(Exercise objective) Copy the listing character for character, from its first line down to and including the line that contains "24, 1025, 36]".

(Data in this exercise)
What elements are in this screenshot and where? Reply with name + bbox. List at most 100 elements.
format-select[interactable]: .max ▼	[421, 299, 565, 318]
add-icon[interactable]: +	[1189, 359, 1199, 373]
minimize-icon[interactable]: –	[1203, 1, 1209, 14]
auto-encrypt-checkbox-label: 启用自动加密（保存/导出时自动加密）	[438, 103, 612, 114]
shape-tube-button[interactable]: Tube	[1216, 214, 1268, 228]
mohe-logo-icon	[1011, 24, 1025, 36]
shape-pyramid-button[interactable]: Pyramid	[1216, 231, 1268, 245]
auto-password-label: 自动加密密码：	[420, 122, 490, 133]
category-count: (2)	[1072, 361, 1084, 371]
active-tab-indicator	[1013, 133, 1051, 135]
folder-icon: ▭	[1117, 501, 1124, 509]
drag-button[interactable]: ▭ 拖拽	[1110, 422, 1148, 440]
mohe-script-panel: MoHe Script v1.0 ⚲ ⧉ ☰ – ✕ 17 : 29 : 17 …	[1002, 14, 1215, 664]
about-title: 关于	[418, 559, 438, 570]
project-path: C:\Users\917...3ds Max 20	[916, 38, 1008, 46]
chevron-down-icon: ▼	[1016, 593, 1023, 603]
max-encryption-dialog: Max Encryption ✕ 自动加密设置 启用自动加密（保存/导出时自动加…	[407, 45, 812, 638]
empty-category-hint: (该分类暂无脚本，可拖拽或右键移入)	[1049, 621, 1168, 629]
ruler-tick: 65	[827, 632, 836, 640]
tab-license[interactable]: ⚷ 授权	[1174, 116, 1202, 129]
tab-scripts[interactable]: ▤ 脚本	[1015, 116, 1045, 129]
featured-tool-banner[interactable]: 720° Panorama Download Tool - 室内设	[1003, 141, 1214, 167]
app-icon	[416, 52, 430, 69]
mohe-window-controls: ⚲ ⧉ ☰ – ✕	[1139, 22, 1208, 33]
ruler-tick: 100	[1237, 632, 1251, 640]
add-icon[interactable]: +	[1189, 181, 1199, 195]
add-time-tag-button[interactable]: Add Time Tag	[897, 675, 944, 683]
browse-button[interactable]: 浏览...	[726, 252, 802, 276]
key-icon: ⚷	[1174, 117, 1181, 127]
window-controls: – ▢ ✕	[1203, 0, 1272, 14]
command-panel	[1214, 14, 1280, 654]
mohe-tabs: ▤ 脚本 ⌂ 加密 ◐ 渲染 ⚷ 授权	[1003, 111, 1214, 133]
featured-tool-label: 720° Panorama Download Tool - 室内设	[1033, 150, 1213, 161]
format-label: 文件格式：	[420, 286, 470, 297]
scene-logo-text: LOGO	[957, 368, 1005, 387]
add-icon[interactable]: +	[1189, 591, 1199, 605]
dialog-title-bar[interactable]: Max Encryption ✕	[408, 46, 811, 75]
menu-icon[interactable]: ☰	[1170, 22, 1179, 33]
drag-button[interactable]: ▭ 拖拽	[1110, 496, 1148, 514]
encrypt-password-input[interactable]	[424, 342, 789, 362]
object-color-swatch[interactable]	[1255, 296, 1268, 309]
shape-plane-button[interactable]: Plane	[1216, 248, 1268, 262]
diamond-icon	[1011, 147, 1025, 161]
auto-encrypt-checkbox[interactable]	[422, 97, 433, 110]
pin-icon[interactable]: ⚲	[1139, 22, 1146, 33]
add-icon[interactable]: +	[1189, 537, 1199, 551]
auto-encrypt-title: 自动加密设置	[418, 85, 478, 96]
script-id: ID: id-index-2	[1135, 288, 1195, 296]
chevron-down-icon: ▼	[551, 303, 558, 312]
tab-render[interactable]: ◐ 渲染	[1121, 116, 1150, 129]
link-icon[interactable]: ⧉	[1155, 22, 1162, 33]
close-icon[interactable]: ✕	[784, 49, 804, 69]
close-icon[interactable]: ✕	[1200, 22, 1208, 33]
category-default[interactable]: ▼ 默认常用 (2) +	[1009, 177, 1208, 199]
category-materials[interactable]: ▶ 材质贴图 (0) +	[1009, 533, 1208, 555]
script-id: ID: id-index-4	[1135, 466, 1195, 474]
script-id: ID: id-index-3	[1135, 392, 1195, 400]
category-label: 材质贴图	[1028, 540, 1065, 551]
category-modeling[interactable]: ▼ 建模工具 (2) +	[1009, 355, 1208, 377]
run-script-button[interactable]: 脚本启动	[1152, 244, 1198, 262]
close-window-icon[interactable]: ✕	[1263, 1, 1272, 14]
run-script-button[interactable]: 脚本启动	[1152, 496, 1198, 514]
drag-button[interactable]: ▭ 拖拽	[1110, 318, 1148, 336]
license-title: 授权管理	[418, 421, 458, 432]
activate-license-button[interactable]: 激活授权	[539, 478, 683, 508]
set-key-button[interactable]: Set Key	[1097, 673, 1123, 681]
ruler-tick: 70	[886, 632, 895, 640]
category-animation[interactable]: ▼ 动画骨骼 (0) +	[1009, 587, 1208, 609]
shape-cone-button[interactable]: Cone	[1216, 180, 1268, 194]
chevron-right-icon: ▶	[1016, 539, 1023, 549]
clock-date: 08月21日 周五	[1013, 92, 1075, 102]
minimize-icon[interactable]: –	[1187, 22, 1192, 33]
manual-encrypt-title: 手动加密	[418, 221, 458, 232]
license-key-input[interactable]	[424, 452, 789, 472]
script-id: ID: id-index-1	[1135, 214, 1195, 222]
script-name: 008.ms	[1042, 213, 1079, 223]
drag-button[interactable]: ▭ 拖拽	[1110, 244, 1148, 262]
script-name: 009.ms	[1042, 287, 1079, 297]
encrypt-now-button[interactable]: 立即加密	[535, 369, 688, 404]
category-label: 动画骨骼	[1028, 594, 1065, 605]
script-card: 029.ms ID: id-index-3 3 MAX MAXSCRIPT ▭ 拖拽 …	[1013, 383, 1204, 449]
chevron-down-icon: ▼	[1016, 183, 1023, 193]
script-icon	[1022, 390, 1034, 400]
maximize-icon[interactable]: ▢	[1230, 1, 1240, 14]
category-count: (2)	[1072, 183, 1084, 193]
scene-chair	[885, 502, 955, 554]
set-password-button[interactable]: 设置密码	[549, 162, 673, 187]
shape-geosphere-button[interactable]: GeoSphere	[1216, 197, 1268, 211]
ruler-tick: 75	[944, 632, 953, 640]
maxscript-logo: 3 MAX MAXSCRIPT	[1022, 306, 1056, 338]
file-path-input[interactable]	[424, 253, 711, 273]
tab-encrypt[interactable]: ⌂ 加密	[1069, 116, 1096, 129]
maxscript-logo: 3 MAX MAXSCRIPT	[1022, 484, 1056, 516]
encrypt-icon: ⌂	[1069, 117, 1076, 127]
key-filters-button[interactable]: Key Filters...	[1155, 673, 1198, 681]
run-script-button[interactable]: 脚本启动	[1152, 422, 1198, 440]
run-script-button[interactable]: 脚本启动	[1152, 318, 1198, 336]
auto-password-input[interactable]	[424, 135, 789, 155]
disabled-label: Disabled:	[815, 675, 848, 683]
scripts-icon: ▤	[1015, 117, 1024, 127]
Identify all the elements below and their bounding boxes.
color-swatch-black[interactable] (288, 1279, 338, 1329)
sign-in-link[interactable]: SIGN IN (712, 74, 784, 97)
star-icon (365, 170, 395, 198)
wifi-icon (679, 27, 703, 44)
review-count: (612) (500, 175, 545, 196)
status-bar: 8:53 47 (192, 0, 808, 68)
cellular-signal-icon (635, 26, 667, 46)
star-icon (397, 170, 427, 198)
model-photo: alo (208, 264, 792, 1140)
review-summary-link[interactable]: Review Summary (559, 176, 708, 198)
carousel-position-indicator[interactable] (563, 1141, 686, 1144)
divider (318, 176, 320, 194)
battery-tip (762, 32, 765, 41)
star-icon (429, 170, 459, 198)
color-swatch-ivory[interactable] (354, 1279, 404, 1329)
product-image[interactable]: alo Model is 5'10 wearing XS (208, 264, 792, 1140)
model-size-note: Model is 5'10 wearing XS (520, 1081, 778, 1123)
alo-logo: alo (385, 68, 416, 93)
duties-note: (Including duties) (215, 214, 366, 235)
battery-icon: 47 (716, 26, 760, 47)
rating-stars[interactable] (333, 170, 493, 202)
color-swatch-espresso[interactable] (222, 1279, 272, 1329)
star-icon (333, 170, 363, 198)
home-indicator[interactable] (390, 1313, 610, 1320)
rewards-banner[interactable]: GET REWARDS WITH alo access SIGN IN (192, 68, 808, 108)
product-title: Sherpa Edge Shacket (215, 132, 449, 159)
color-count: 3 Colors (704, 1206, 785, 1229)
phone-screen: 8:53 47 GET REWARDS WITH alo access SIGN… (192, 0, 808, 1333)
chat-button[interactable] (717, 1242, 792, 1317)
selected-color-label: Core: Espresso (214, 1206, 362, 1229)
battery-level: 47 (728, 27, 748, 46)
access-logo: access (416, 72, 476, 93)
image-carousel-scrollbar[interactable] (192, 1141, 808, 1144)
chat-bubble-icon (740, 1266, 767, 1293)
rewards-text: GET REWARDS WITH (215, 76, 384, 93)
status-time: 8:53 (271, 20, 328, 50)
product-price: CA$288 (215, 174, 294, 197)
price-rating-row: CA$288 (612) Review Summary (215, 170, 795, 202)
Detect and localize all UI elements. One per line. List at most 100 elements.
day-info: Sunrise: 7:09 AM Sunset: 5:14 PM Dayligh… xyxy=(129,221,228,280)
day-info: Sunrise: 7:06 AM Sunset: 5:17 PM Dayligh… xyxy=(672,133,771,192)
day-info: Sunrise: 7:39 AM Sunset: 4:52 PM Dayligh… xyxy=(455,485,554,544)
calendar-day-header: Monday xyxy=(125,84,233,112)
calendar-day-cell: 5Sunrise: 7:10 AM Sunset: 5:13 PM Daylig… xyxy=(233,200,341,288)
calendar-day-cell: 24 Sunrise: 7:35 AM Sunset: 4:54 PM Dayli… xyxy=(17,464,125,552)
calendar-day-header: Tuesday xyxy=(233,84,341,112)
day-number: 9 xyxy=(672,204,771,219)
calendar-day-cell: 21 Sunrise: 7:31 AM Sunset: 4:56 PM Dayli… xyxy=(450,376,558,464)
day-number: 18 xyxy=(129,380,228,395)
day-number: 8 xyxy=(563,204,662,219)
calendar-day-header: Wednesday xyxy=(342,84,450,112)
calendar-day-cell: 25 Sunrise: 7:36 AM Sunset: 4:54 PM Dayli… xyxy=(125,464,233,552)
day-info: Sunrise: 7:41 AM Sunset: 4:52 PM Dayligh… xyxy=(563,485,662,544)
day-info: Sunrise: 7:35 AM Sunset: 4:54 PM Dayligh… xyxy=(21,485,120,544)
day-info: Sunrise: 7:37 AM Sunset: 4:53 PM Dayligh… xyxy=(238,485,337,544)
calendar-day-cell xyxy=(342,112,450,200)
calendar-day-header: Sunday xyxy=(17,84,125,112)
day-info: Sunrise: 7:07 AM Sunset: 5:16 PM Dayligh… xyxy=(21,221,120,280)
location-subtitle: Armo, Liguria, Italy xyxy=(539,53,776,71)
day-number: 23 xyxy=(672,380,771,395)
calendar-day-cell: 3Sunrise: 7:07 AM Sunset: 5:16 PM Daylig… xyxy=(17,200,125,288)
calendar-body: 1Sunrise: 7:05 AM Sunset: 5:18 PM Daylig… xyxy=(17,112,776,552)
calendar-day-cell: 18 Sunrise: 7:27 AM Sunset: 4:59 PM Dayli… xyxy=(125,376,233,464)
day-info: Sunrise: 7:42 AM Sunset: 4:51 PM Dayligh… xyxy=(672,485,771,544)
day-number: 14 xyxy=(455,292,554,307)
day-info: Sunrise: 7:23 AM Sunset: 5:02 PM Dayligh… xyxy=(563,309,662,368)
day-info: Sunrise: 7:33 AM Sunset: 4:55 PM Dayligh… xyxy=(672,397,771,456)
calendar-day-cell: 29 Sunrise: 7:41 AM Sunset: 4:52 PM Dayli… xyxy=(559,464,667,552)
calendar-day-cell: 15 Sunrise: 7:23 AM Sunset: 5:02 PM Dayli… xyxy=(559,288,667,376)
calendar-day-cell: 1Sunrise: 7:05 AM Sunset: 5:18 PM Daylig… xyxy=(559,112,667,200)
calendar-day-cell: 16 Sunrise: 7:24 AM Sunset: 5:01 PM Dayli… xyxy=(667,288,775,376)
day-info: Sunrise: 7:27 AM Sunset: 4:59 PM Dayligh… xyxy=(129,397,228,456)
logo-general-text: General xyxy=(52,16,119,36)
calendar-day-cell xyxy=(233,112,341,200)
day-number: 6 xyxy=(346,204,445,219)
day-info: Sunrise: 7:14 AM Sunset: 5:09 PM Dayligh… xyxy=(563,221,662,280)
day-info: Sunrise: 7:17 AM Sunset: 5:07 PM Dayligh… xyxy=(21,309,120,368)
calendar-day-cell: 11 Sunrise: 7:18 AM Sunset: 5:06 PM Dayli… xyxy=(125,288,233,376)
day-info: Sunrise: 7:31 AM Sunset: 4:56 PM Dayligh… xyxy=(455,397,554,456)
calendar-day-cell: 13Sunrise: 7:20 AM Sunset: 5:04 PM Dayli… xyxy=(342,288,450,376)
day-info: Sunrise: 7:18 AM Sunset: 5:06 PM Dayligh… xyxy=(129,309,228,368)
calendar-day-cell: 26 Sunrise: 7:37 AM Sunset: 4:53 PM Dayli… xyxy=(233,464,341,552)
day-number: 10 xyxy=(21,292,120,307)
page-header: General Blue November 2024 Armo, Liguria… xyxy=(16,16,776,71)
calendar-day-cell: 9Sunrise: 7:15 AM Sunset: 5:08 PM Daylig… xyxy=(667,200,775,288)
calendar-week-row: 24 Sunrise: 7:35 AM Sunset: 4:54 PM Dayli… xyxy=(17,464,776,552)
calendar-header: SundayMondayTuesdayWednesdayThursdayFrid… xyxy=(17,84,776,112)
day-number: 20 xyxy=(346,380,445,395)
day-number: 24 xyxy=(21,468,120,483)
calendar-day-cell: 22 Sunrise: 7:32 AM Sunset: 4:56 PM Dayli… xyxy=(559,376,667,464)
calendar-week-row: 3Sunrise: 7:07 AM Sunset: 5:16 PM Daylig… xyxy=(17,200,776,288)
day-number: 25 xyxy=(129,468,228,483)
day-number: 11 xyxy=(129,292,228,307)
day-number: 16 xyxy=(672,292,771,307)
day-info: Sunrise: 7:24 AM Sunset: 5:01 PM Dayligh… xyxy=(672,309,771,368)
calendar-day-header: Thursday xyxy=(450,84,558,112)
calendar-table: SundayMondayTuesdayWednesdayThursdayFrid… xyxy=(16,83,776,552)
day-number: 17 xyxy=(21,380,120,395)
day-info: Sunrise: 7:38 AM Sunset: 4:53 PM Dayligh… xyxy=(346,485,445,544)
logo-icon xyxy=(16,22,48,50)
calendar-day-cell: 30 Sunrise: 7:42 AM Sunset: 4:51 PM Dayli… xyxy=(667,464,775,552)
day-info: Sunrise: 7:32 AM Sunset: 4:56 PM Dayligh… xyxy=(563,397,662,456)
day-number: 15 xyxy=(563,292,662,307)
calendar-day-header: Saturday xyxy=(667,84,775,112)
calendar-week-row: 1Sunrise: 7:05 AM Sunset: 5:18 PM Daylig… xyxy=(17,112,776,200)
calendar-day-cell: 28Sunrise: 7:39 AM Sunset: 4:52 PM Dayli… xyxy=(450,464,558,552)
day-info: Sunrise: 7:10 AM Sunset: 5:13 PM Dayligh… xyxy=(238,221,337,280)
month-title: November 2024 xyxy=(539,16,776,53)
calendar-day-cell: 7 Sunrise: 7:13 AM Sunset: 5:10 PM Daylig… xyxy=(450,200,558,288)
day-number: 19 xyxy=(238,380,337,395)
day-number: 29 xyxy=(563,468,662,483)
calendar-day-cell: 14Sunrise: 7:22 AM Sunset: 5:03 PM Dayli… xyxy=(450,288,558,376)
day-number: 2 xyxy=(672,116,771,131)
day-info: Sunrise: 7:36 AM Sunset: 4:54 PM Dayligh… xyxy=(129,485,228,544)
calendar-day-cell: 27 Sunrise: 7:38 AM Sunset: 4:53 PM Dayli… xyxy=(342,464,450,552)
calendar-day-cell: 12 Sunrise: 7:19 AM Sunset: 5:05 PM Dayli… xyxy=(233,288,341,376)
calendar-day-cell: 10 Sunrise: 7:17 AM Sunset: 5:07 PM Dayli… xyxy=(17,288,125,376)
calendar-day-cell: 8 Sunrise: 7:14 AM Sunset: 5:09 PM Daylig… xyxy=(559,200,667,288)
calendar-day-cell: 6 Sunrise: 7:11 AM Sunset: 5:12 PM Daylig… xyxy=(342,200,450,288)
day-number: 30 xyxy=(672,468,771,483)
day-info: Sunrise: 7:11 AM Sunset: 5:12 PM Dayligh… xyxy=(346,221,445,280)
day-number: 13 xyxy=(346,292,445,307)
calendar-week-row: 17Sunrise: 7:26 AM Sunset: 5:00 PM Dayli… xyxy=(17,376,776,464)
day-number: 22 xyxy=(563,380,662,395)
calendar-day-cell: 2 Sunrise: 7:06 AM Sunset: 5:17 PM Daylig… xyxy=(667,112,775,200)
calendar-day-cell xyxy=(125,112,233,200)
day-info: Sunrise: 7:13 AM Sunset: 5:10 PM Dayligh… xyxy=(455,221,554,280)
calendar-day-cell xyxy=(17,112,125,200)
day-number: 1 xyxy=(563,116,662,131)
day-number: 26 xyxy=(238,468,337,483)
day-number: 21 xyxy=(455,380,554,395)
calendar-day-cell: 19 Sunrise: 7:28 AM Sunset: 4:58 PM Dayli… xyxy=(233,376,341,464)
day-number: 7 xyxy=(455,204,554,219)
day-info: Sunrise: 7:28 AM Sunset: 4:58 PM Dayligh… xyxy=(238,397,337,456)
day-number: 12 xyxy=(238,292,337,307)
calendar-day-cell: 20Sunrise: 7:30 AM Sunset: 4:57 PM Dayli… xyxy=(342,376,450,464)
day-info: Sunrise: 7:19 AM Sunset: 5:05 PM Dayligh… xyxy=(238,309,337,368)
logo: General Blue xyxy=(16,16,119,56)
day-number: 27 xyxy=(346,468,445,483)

(Exercise result)
What elements are in this screenshot and where? Reply with name + bbox. List at most 100 elements.
format-select[interactable]: .max ▼	[421, 299, 565, 318]
add-icon[interactable]: +	[1189, 359, 1199, 373]
minimize-icon[interactable]: –	[1203, 1, 1209, 14]
auto-encrypt-checkbox-label: 启用自动加密（保存/导出时自动加密）	[438, 103, 612, 114]
shape-tube-button[interactable]: Tube	[1216, 214, 1268, 228]
mohe-logo-icon	[1011, 24, 1025, 36]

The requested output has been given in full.